Provided data:

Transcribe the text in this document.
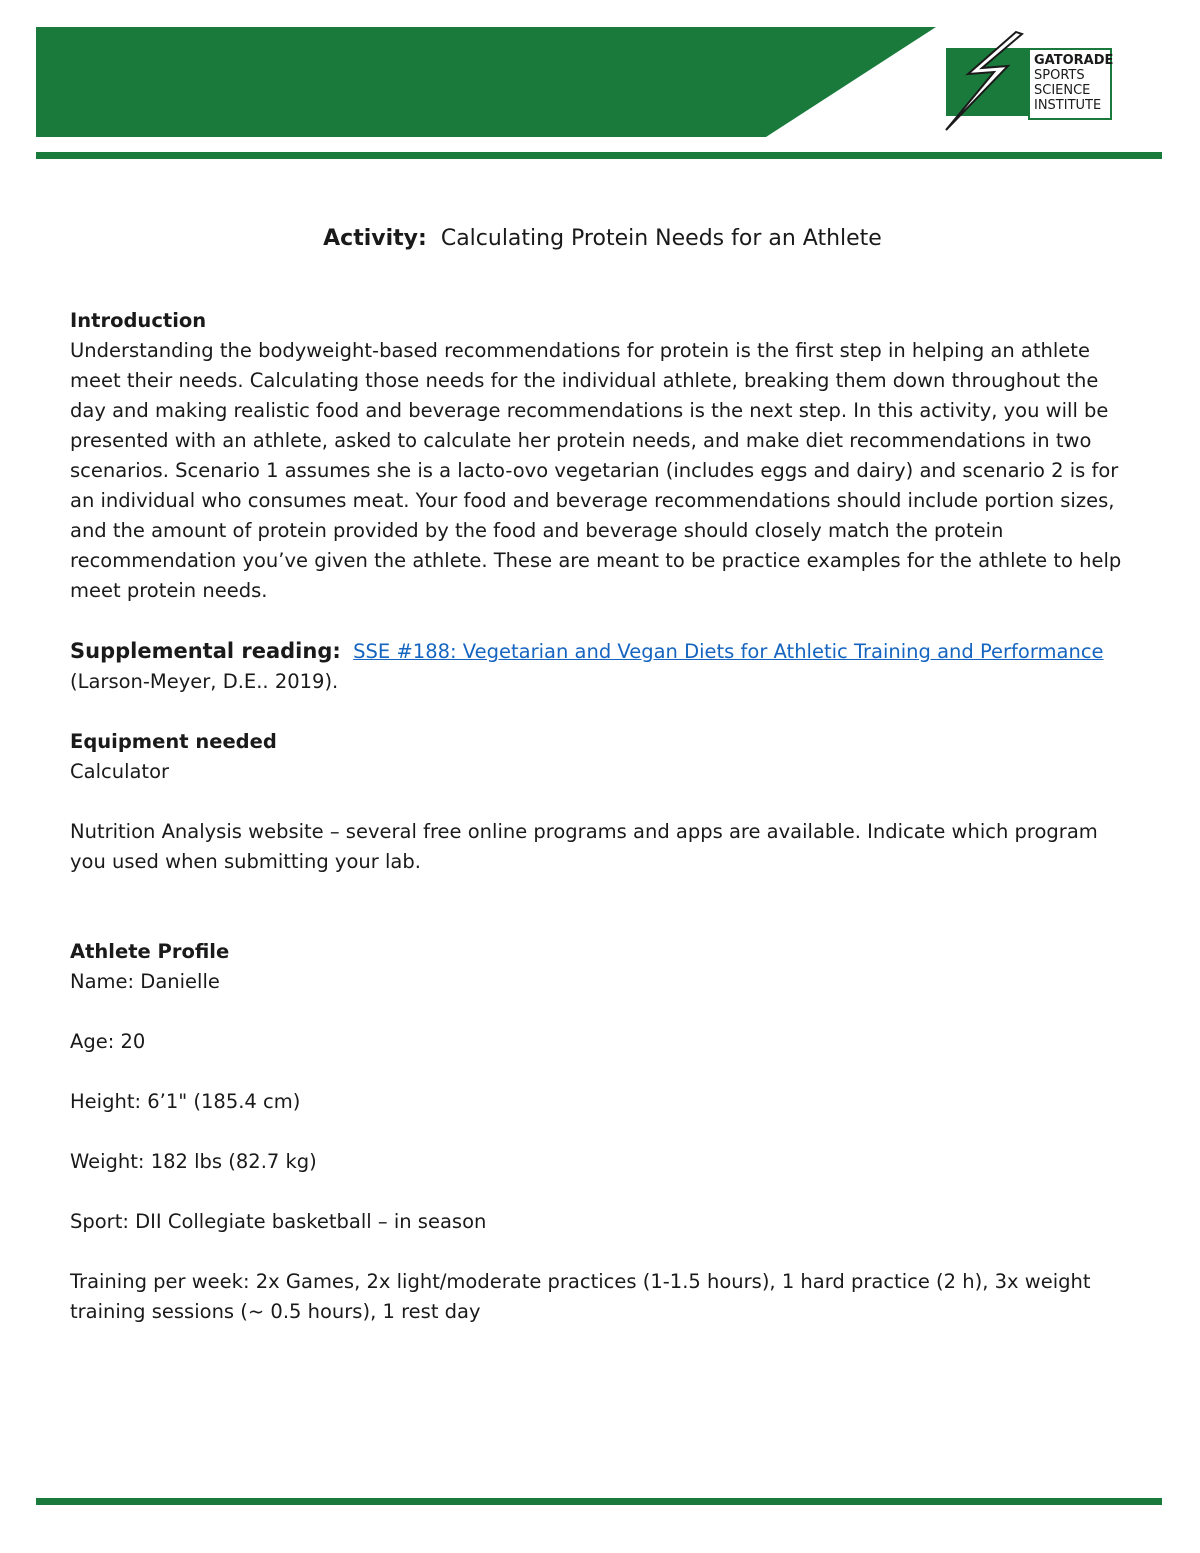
GATORADE
SPORTS
SCIENCE
INSTITUTE
Activity: Calculating Protein Needs for an Athlete
Introduction

Understanding the bodyweight-based recommendations for protein is the first step in helping an athlete meet their needs. Calculating those needs for the individual athlete, breaking them down throughout the day and making realistic food and beverage recommendations is the next step. In this activity, you will be presented with an athlete, asked to calculate her protein needs, and make diet recommendations in two scenarios. Scenario 1 assumes she is a lacto-ovo vegetarian (includes eggs and dairy) and scenario 2 is for an individual who consumes meat. Your food and beverage recommendations should include portion sizes, and the amount of protein provided by the food and beverage should closely match the protein recommendation you’ve given the athlete. These are meant to be practice examples for the athlete to help meet protein needs.

Supplemental reading: SSE #188: Vegetarian and Vegan Diets for Athletic Training and Performance
(Larson-Meyer, D.E.. 2019).
Equipment needed
Calculator
Nutrition Analysis website – several free online programs and apps are available. Indicate which program you used when submitting your lab.
Athlete Profile
Name: Danielle
Age: 20
Height: 6’1" (185.4 cm)
Weight: 182 lbs (82.7 kg)
Sport: DII Collegiate basketball – in season
Training per week: 2x Games, 2x light/moderate practices (1-1.5 hours), 1 hard practice (2 h), 3x weight training sessions (~ 0.5 hours), 1 rest day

Problem requirements:
Word for word, return all the entries and skip their pictures.

Written answer:
Transcribe the text in this document.
GATORADE
SPORTS
SCIENCE
INSTITUTE
Activity: Calculating Protein Needs for an Athlete
Introduction

Understanding the bodyweight-based recommendations for protein is the first step in helping an athlete meet their needs. Calculating those needs for the individual athlete, breaking them down throughout the day and making realistic food and beverage recommendations is the next step. In this activity, you will be presented with an athlete, asked to calculate her protein needs, and make diet recommendations in two scenarios. Scenario 1 assumes she is a lacto-ovo vegetarian (includes eggs and dairy) and scenario 2 is for an individual who consumes meat. Your food and beverage recommendations should include portion sizes, and the amount of protein provided by the food and beverage should closely match the protein recommendation you’ve given the athlete. These are meant to be practice examples for the athlete to help meet protein needs.

Supplemental reading: SSE #188: Vegetarian and Vegan Diets for Athletic Training and Performance
(Larson-Meyer, D.E.. 2019).
Equipment needed
Calculator
Nutrition Analysis website – several free online programs and apps are available. Indicate which program you used when submitting your lab.
Athlete Profile
Name: Danielle
Age: 20
Height: 6’1" (185.4 cm)
Weight: 182 lbs (82.7 kg)
Sport: DII Collegiate basketball – in season
Training per week: 2x Games, 2x light/moderate practices (1-1.5 hours), 1 hard practice (2 h), 3x weight training sessions (~ 0.5 hours), 1 rest day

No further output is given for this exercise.